*YOUR ASSIGNMENT*. Transcribe all of the records word for word, but omit the pictures.

*DATA EXTRACTS*.
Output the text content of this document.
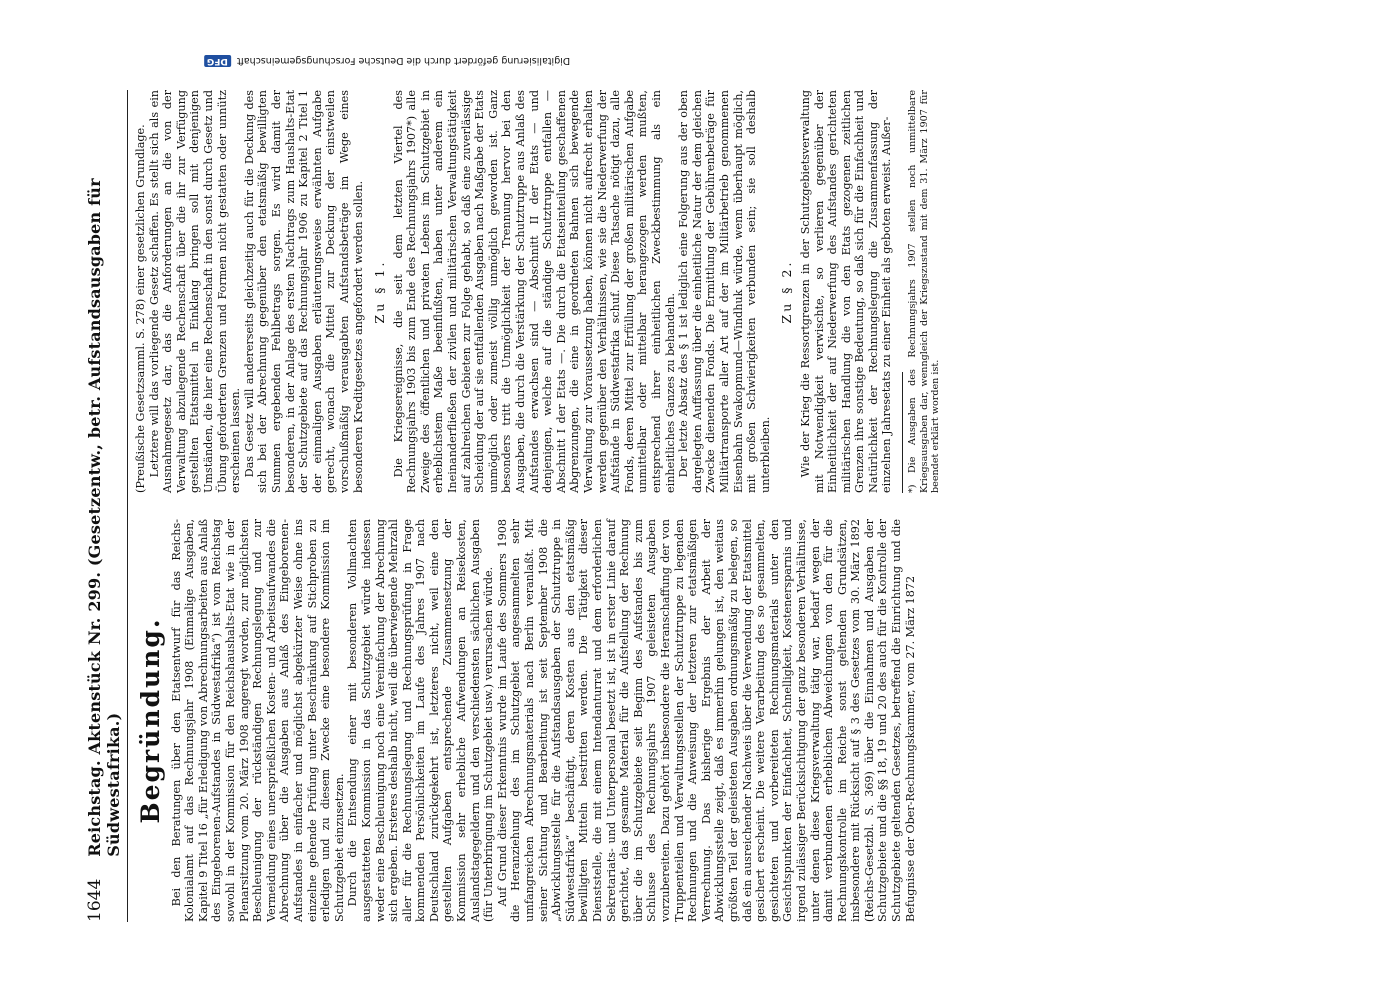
1644
Reichstag. Aktenstück Nr. 299. (Gesetzentw., betr. Aufstandsausgaben für Südwestafrika.) Begründung. Bei den Beratungen über den Etatsentwurf für das Reichs-Kolonialamt auf das Rechnungsjahr 1908 (Einmalige Ausgaben, Kapitel 9 Titel 16 „für Erledigung von Abrechnungsarbeiten aus Anlaß des Eingeborenen-Aufstandes in Südwestafrika“) ist vom Reichstag sowohl in der Kommission für den Reichshaushalts-Etat wie in der Plenarsitzung vom 20. März 1908 angeregt worden, zur möglichsten Beschleunigung der rückständigen Rechnungslegung und zur Vermeidung eines unersprießlichen Kosten- und Arbeitsaufwandes die Abrechnung über die Ausgaben aus Anlaß des Eingeborenen-Aufstandes in einfacher und möglichst abgekürzter Weise ohne ins einzelne gehende Prüfung unter Beschränkung auf Stichproben zu erledigen und zu diesem Zwecke eine besondere Kommission im Schutzgebiet einzusetzen. Durch die Entsendung einer mit besonderen Vollmachten ausgestatteten Kommission in das Schutzgebiet würde indessen weder eine Beschleunigung noch eine Vereinfachung der Abrechnung sich ergeben. Ersteres deshalb nicht, weil die überwiegende Mehrzahl aller für die Rechnungslegung und Rechnungsprüfung in Frage kommenden Persönlichkeiten im Laufe des Jahres 1907 nach Deutschland zurückgekehrt ist, letzteres nicht, weil eine den gestellten Aufgaben entsprechende Zusammensetzung der Kommission sehr erhebliche Aufwendungen an Reisekosten, Auslandstagegeldern und den verschiedensten sächlichen Ausgaben (für Unterbringung im Schutzgebiet usw.) verursachen würde. Auf Grund dieser Erkenntnis wurde im Laufe des Sommers 1908 die Heranziehung des im Schutzgebiet angesammelten sehr umfangreichen Abrechnungsmaterials nach Berlin veranlaßt. Mit seiner Sichtung und Bearbeitung ist seit September 1908 die „Abwicklungsstelle für die Aufstandsausgaben der Schutztruppe in Südwestafrika“ beschäftigt, deren Kosten aus den etatsmäßig bewilligten Mitteln bestritten werden. Die Tätigkeit dieser Dienststelle, die mit einem Intendanturrat und dem erforderlichen Sekretariats- und Unterpersonal besetzt ist, ist in erster Linie darauf gerichtet, das gesamte Material für die Aufstellung der Rechnung über die im Schutzgebiete seit Beginn des Aufstandes bis zum Schlusse des Rechnungsjahrs 1907 geleisteten Ausgaben vorzubereiten. Dazu gehört insbesondere die Heranschaffung der von Truppenteilen und Verwaltungsstellen der Schutztruppe zu legenden Rechnungen und die Anweisung der letzteren zur etatsmäßigen Verrechnung. Das bisherige Ergebnis der Arbeit der Abwicklungsstelle zeigt, daß es immerhin gelungen ist, den weitaus größten Teil der geleisteten Ausgaben ordnungsmäßig zu belegen, so daß ein ausreichender Nachweis über die Verwendung der Etatsmittel gesichert erscheint. Die weitere Verarbeitung des so gesammelten, gesichteten und vorbereiteten Rechnungsmaterials unter den Gesichtspunkten der Einfachheit, Schnelligkeit, Kostenersparnis und irgend zulässiger Berücksichtigung der ganz besonderen Verhältnisse, unter denen diese Kriegsverwaltung tätig war, bedarf wegen der damit verbundenen erheblichen Abweichungen von den für die Rechnungskontrolle im Reiche sonst geltenden Grundsätzen, insbesondere mit Rücksicht auf § 3 des Gesetzes vom 30. März 1892 (Reichs-Gesetzbl. S. 369) über die Einnahmen und Ausgaben der Schutzgebiete und die §§ 18, 19 und 20 des auch für die Kontrolle der Schutzgebiete geltenden Gesetzes, betreffend die Einrichtung und die Befugnisse der Ober-Rechnungskammer, vom 27. März 1872

(Preußische Gesetzsamml. S. 278) einer gesetzlichen Grundlage. Letztere will das vorliegende Gesetz schaffen. Es stellt sich als ein Ausnahmegesetz dar, das die Anforderungen an die von der Verwaltung abzulegende Rechenschaft über die ihr zur Verfügung gestellten Etatsmittel in Einklang bringen soll mit denjenigen Umständen, die hier eine Rechenschaft in den sonst durch Gesetz und Übung geforderten Grenzen und Formen nicht gestatten oder unnütz erscheinen lassen. Das Gesetz will andererseits gleichzeitig auch für die Deckung des sich bei der Abrechnung gegenüber den etatsmäßig bewilligten Summen ergebenden Fehlbetrags sorgen. Es wird damit der besonderen, in der Anlage des ersten Nachtrags zum Haushalts-Etat der Schutzgebiete auf das Rechnungsjahr 1906 zu Kapitel 2 Titel 1 der einmaligen Ausgaben erläuterungsweise erwähnten Aufgabe gerecht, wonach die Mittel zur Deckung der einstweilen vorschußmäßig verausgabten Aufstandsbeträge im Wege eines besonderen Kreditgesetzes angefordert werden sollen. Zu § 1. Die Kriegsereignisse, die seit dem letzten Viertel des Rechnungsjahrs 1903 bis zum Ende des Rechnungsjahrs 1907*) alle Zweige des öffentlichen und privaten Lebens im Schutzgebiet in erheblichstem Maße beeinflußten, haben unter anderem ein Ineinanderfließen der zivilen und militärischen Verwaltungstätigkeit auf zahlreichen Gebieten zur Folge gehabt, so daß eine zuverlässige Scheidung der auf sie entfallenden Ausgaben nach Maßgabe der Etats unmöglich oder zumeist völlig unmöglich geworden ist. Ganz besonders tritt die Unmöglichkeit der Trennung hervor bei den Ausgaben, die durch die Verstärkung der Schutztruppe aus Anlaß des Aufstandes erwachsen sind — Abschnitt II der Etats — und denjenigen, welche auf die ständige Schutztruppe entfallen — Abschnitt I der Etats —. Die durch die Etatseinteilung geschaffenen Abgrenzungen, die eine in geordneten Bahnen sich bewegende Verwaltung zur Voraussetzung haben, können nicht aufrecht erhalten werden gegenüber den Verhältnissen, wie sie die Niederwerfung der Aufstände in Südwestafrika schuf. Diese Tatsache nötigt dazu, alle Fonds, deren Mittel zur Erfüllung der großen militärischen Aufgabe unmittelbar oder mittelbar herangezogen werden mußten, entsprechend ihrer einheitlichen Zweckbestimmung als ein einheitliches Ganzes zu behandeln. Der letzte Absatz des § 1 ist lediglich eine Folgerung aus der oben dargelegten Auffassung über die einheitliche Natur der dem gleichen Zwecke dienenden Fonds. Die Ermittlung der Gebührenbeträge für Militärtransporte aller Art auf der im Militärbetrieb genommenen Eisenbahn Swakopmund—Windhuk würde, wenn überhaupt möglich, mit großen Schwierigkeiten verbunden sein; sie soll deshalb unterbleiben.

Zu § 2. Wie der Krieg die Ressortgrenzen in der Schutzgebietsverwaltung mit Notwendigkeit verwischte, so verlieren gegenüber der Einheitlichkeit der auf Niederwerfung des Aufstandes gerichteten militärischen Handlung die von den Etats gezogenen zeitlichen Grenzen ihre sonstige Bedeutung, so daß sich für die Einfachheit und Natürlichkeit der Rechnungslegung die Zusammenfassung der einzelnen Jahresetats zu einer Einheit als geboten erweist. Außer- *) Die Ausgaben des Rechnungsjahrs 1907 stellen noch unmittelbare Kriegsausgaben dar, wenngleich der Kriegszustand mit dem 31. März 1907 für beendet erklärt worden ist.
Digitalisierung gefördert durch die Deutsche Forschungsgemeinschaft
DFG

*EXERCISE ANSWER*.
Output the text content of this document.
1644
Reichstag. Aktenstück Nr. 299. (Gesetzentw., betr. Aufstandsausgaben für Südwestafrika.) Begründung. Bei den Beratungen über den Etatsentwurf für das Reichs-Kolonialamt auf das Rechnungsjahr 1908 (Einmalige Ausgaben, Kapitel 9 Titel 16 „für Erledigung von Abrechnungsarbeiten aus Anlaß des Eingeborenen-Aufstandes in Südwestafrika“) ist vom Reichstag sowohl in der Kommission für den Reichshaushalts-Etat wie in der Plenarsitzung vom 20. März 1908 angeregt worden, zur möglichsten Beschleunigung der rückständigen Rechnungslegung und zur Vermeidung eines unersprießlichen Kosten- und Arbeitsaufwandes die Abrechnung über die Ausgaben aus Anlaß des Eingeborenen-Aufstandes in einfacher und möglichst abgekürzter Weise ohne ins einzelne gehende Prüfung unter Beschränkung auf Stichproben zu erledigen und zu diesem Zwecke eine besondere Kommission im Schutzgebiet einzusetzen. Durch die Entsendung einer mit besonderen Vollmachten ausgestatteten Kommission in das Schutzgebiet würde indessen weder eine Beschleunigung noch eine Vereinfachung der Abrechnung sich ergeben. Ersteres deshalb nicht, weil die überwiegende Mehrzahl aller für die Rechnungslegung und Rechnungsprüfung in Frage kommenden Persönlichkeiten im Laufe des Jahres 1907 nach Deutschland zurückgekehrt ist, letzteres nicht, weil eine den gestellten Aufgaben entsprechende Zusammensetzung der Kommission sehr erhebliche Aufwendungen an Reisekosten, Auslandstagegeldern und den verschiedensten sächlichen Ausgaben (für Unterbringung im Schutzgebiet usw.) verursachen würde. Auf Grund dieser Erkenntnis wurde im Laufe des Sommers 1908 die Heranziehung des im Schutzgebiet angesammelten sehr umfangreichen Abrechnungsmaterials nach Berlin veranlaßt. Mit seiner Sichtung und Bearbeitung ist seit September 1908 die „Abwicklungsstelle für die Aufstandsausgaben der Schutztruppe in Südwestafrika“ beschäftigt, deren Kosten aus den etatsmäßig bewilligten Mitteln bestritten werden. Die Tätigkeit dieser Dienststelle, die mit einem Intendanturrat und dem erforderlichen Sekretariats- und Unterpersonal besetzt ist, ist in erster Linie darauf gerichtet, das gesamte Material für die Aufstellung der Rechnung über die im Schutzgebiete seit Beginn des Aufstandes bis zum Schlusse des Rechnungsjahrs 1907 geleisteten Ausgaben vorzubereiten. Dazu gehört insbesondere die Heranschaffung der von Truppenteilen und Verwaltungsstellen der Schutztruppe zu legenden Rechnungen und die Anweisung der letzteren zur etatsmäßigen Verrechnung. Das bisherige Ergebnis der Arbeit der Abwicklungsstelle zeigt, daß es immerhin gelungen ist, den weitaus größten Teil der geleisteten Ausgaben ordnungsmäßig zu belegen, so daß ein ausreichender Nachweis über die Verwendung der Etatsmittel gesichert erscheint. Die weitere Verarbeitung des so gesammelten, gesichteten und vorbereiteten Rechnungsmaterials unter den Gesichtspunkten der Einfachheit, Schnelligkeit, Kostenersparnis und irgend zulässiger Berücksichtigung der ganz besonderen Verhältnisse, unter denen diese Kriegsverwaltung tätig war, bedarf wegen der damit verbundenen erheblichen Abweichungen von den für die Rechnungskontrolle im Reiche sonst geltenden Grundsätzen, insbesondere mit Rücksicht auf § 3 des Gesetzes vom 30. März 1892 (Reichs-Gesetzbl. S. 369) über die Einnahmen und Ausgaben der Schutzgebiete und die §§ 18, 19 und 20 des auch für die Kontrolle der Schutzgebiete geltenden Gesetzes, betreffend die Einrichtung und die Befugnisse der Ober-Rechnungskammer, vom 27. März 1872

(Preußische Gesetzsamml. S. 278) einer gesetzlichen Grundlage. Letztere will das vorliegende Gesetz schaffen. Es stellt sich als ein Ausnahmegesetz dar, das die Anforderungen an die von der Verwaltung abzulegende Rechenschaft über die ihr zur Verfügung gestellten Etatsmittel in Einklang bringen soll mit denjenigen Umständen, die hier eine Rechenschaft in den sonst durch Gesetz und Übung geforderten Grenzen und Formen nicht gestatten oder unnütz erscheinen lassen. Das Gesetz will andererseits gleichzeitig auch für die Deckung des sich bei der Abrechnung gegenüber den etatsmäßig bewilligten Summen ergebenden Fehlbetrags sorgen. Es wird damit der besonderen, in der Anlage des ersten Nachtrags zum Haushalts-Etat der Schutzgebiete auf das Rechnungsjahr 1906 zu Kapitel 2 Titel 1 der einmaligen Ausgaben erläuterungsweise erwähnten Aufgabe gerecht, wonach die Mittel zur Deckung der einstweilen vorschußmäßig verausgabten Aufstandsbeträge im Wege eines besonderen Kreditgesetzes angefordert werden sollen. Zu § 1. Die Kriegsereignisse, die seit dem letzten Viertel des Rechnungsjahrs 1903 bis zum Ende des Rechnungsjahrs 1907*) alle Zweige des öffentlichen und privaten Lebens im Schutzgebiet in erheblichstem Maße beeinflußten, haben unter anderem ein Ineinanderfließen der zivilen und militärischen Verwaltungstätigkeit auf zahlreichen Gebieten zur Folge gehabt, so daß eine zuverlässige Scheidung der auf sie entfallenden Ausgaben nach Maßgabe der Etats unmöglich oder zumeist völlig unmöglich geworden ist. Ganz besonders tritt die Unmöglichkeit der Trennung hervor bei den Ausgaben, die durch die Verstärkung der Schutztruppe aus Anlaß des Aufstandes erwachsen sind — Abschnitt II der Etats — und denjenigen, welche auf die ständige Schutztruppe entfallen — Abschnitt I der Etats —. Die durch die Etatseinteilung geschaffenen Abgrenzungen, die eine in geordneten Bahnen sich bewegende Verwaltung zur Voraussetzung haben, können nicht aufrecht erhalten werden gegenüber den Verhältnissen, wie sie die Niederwerfung der Aufstände in Südwestafrika schuf. Diese Tatsache nötigt dazu, alle Fonds, deren Mittel zur Erfüllung der großen militärischen Aufgabe unmittelbar oder mittelbar herangezogen werden mußten, entsprechend ihrer einheitlichen Zweckbestimmung als ein einheitliches Ganzes zu behandeln. Der letzte Absatz des § 1 ist lediglich eine Folgerung aus der oben dargelegten Auffassung über die einheitliche Natur der dem gleichen Zwecke dienenden Fonds. Die Ermittlung der Gebührenbeträge für Militärtransporte aller Art auf der im Militärbetrieb genommenen Eisenbahn Swakopmund—Windhuk würde, wenn überhaupt möglich, mit großen Schwierigkeiten verbunden sein; sie soll deshalb unterbleiben.

Zu § 2. Wie der Krieg die Ressortgrenzen in der Schutzgebietsverwaltung mit Notwendigkeit verwischte, so verlieren gegenüber der Einheitlichkeit der auf Niederwerfung des Aufstandes gerichteten militärischen Handlung die von den Etats gezogenen zeitlichen Grenzen ihre sonstige Bedeutung, so daß sich für die Einfachheit und Natürlichkeit der Rechnungslegung die Zusammenfassung der einzelnen Jahresetats zu einer Einheit als geboten erweist. Außer- *) Die Ausgaben des Rechnungsjahrs 1907 stellen noch unmittelbare Kriegsausgaben dar, wenngleich der Kriegszustand mit dem 31. März 1907 für beendet erklärt worden ist.
Digitalisierung gefördert durch die Deutsche Forschungsgemeinschaft
DFG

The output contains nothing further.